Objective> Check every line of the entries below for the word "from", and copy the ones that have it.

Dataset entries on figures:
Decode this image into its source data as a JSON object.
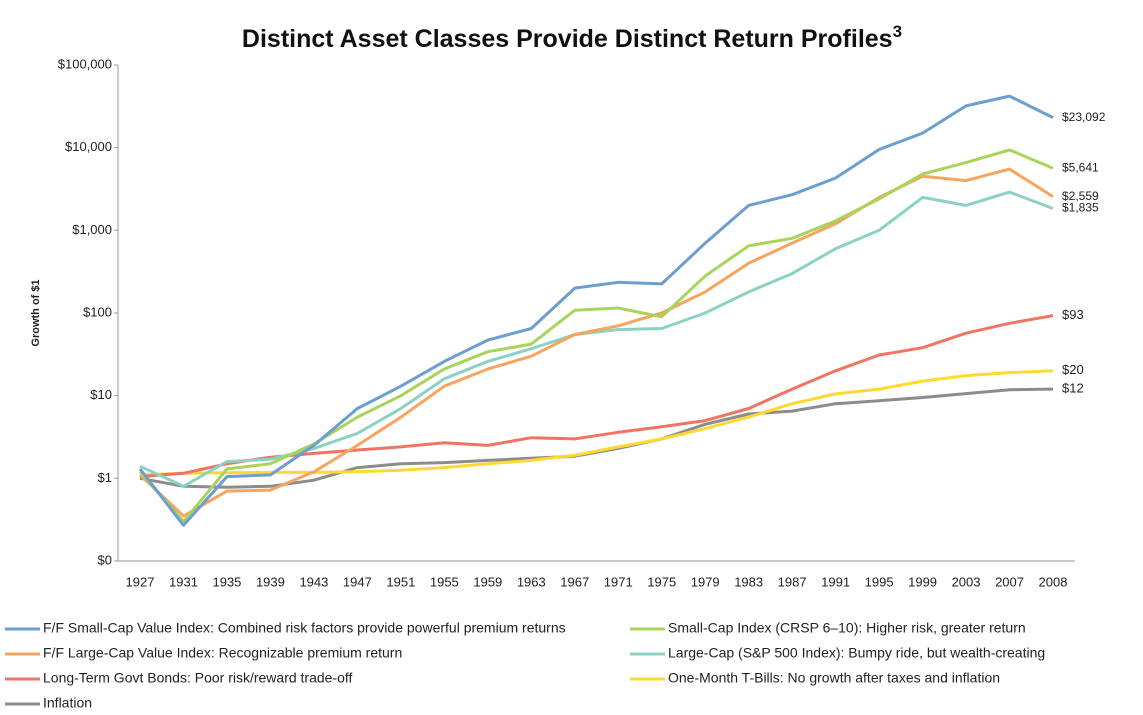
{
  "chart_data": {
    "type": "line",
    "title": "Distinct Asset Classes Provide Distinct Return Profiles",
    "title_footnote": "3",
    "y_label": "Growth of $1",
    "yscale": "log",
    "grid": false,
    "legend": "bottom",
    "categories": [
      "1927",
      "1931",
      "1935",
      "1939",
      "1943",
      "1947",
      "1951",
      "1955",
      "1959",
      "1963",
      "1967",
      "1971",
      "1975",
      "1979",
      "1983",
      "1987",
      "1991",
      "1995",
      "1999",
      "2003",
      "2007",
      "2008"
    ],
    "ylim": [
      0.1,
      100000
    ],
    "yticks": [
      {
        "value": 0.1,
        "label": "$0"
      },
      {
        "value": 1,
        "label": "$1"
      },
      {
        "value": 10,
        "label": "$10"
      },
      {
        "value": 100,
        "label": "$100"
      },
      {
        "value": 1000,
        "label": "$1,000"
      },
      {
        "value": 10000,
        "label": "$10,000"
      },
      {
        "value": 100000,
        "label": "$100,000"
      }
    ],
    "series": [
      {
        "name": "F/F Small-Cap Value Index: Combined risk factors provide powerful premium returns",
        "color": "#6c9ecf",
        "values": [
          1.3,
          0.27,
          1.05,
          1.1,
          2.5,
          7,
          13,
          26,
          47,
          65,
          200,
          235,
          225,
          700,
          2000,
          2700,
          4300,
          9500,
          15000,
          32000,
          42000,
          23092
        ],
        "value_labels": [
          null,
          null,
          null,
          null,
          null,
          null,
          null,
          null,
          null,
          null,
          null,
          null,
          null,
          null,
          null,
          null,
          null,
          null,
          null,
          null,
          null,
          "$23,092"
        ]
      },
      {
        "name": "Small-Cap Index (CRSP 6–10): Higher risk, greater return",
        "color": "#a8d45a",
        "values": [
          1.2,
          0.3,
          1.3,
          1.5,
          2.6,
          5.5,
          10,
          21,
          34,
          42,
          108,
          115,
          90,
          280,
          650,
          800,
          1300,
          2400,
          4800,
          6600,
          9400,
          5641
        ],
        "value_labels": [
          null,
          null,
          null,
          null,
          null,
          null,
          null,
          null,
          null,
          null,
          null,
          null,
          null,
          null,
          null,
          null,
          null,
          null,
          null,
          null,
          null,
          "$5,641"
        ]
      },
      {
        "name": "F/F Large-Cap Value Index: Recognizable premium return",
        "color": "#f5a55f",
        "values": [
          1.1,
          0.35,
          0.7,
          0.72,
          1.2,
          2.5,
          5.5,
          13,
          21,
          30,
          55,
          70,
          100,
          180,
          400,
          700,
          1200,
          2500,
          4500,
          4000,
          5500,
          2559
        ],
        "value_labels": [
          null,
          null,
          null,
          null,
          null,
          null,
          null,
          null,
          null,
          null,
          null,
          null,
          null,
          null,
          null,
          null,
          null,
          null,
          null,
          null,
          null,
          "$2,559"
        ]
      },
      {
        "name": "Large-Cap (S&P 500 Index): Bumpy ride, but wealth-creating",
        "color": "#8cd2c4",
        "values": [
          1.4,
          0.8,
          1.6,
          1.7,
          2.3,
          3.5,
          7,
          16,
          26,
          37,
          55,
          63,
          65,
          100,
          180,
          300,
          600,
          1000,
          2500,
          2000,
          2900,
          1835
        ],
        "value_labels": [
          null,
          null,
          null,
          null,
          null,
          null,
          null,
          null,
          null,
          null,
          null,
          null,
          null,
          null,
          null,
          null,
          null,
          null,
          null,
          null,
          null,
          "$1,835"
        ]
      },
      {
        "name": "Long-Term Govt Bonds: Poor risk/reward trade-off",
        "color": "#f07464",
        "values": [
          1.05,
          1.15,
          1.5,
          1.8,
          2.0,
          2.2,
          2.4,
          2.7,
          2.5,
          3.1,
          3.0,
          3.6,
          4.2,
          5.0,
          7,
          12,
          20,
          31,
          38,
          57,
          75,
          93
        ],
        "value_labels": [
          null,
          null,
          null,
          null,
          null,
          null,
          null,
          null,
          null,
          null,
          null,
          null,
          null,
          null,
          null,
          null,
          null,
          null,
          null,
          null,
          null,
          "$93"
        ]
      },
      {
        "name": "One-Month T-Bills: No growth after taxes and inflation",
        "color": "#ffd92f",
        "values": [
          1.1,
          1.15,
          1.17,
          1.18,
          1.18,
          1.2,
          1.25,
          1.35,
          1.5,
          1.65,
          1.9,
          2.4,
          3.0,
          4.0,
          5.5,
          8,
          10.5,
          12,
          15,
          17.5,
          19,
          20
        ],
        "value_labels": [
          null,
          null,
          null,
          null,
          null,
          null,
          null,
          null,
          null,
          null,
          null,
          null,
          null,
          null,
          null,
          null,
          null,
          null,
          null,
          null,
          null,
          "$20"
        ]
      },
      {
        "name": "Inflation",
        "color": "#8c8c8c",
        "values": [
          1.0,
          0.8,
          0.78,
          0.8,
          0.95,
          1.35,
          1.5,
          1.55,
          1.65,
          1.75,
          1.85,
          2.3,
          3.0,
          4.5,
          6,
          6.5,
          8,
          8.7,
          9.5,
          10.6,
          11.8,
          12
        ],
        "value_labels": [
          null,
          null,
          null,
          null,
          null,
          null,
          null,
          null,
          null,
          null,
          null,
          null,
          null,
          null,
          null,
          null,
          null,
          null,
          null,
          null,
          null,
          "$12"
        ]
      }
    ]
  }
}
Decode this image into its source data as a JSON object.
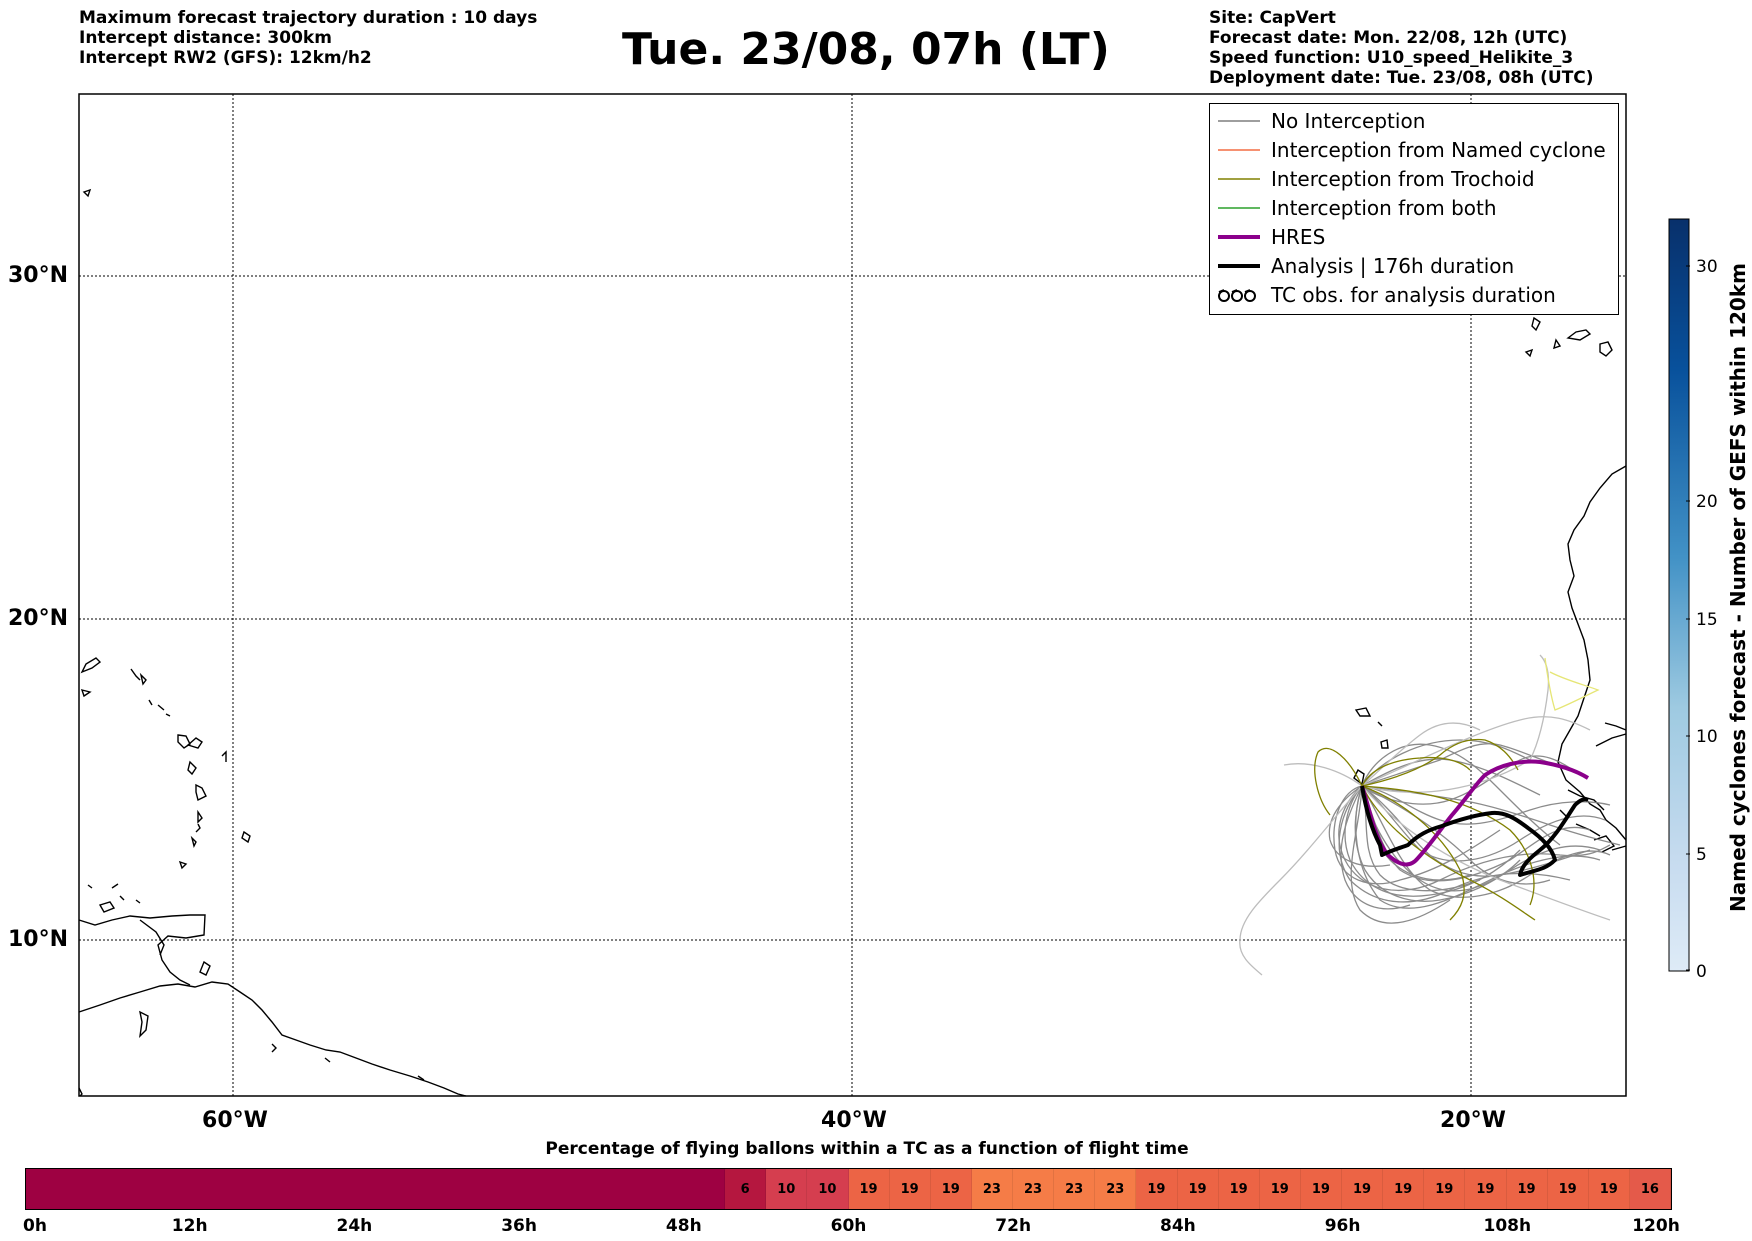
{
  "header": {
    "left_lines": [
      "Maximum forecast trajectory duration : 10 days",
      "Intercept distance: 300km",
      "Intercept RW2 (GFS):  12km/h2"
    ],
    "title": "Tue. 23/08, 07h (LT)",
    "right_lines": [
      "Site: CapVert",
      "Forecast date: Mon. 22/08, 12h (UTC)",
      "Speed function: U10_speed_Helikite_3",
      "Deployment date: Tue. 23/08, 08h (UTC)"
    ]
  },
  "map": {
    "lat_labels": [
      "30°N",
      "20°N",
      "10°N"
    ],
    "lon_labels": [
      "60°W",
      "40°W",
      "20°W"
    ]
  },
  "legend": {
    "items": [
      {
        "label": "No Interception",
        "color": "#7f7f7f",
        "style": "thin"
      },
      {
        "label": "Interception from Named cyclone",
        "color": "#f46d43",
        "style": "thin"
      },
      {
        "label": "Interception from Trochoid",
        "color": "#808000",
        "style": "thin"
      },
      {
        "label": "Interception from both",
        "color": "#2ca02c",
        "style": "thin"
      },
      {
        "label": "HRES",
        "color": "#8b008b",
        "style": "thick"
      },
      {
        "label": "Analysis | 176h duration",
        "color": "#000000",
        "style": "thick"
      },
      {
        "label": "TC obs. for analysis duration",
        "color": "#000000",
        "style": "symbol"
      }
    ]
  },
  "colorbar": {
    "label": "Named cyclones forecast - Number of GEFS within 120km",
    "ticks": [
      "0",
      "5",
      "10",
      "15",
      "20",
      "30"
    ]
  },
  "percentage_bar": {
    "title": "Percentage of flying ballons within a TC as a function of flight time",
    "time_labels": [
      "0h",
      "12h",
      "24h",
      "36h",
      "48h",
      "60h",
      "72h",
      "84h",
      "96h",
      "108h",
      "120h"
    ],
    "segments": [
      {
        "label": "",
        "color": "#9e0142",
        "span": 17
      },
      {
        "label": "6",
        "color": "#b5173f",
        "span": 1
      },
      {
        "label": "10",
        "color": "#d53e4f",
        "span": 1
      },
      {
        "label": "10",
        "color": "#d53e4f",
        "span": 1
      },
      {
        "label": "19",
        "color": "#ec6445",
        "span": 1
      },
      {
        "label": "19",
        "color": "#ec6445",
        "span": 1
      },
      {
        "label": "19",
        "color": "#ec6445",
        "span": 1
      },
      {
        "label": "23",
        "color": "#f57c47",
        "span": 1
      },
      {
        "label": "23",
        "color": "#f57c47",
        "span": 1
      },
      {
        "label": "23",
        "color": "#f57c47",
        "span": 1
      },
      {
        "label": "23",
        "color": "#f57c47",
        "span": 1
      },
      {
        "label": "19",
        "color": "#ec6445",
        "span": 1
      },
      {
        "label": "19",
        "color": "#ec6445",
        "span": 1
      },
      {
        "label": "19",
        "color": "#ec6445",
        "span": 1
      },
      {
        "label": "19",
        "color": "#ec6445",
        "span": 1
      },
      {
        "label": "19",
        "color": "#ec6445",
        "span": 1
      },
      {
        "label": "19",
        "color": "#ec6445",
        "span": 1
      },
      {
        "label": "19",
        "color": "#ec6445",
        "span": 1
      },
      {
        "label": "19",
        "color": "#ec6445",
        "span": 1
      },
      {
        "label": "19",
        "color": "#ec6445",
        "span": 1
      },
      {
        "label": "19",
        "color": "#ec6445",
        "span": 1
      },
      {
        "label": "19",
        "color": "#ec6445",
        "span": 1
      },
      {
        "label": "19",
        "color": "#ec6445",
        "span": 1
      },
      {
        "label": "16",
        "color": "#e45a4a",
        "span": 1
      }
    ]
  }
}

Solved exercise>
        "label": "Interception from Named cyclone",
        "label": "Interception from Trochoid",
        "label": "Interception from both",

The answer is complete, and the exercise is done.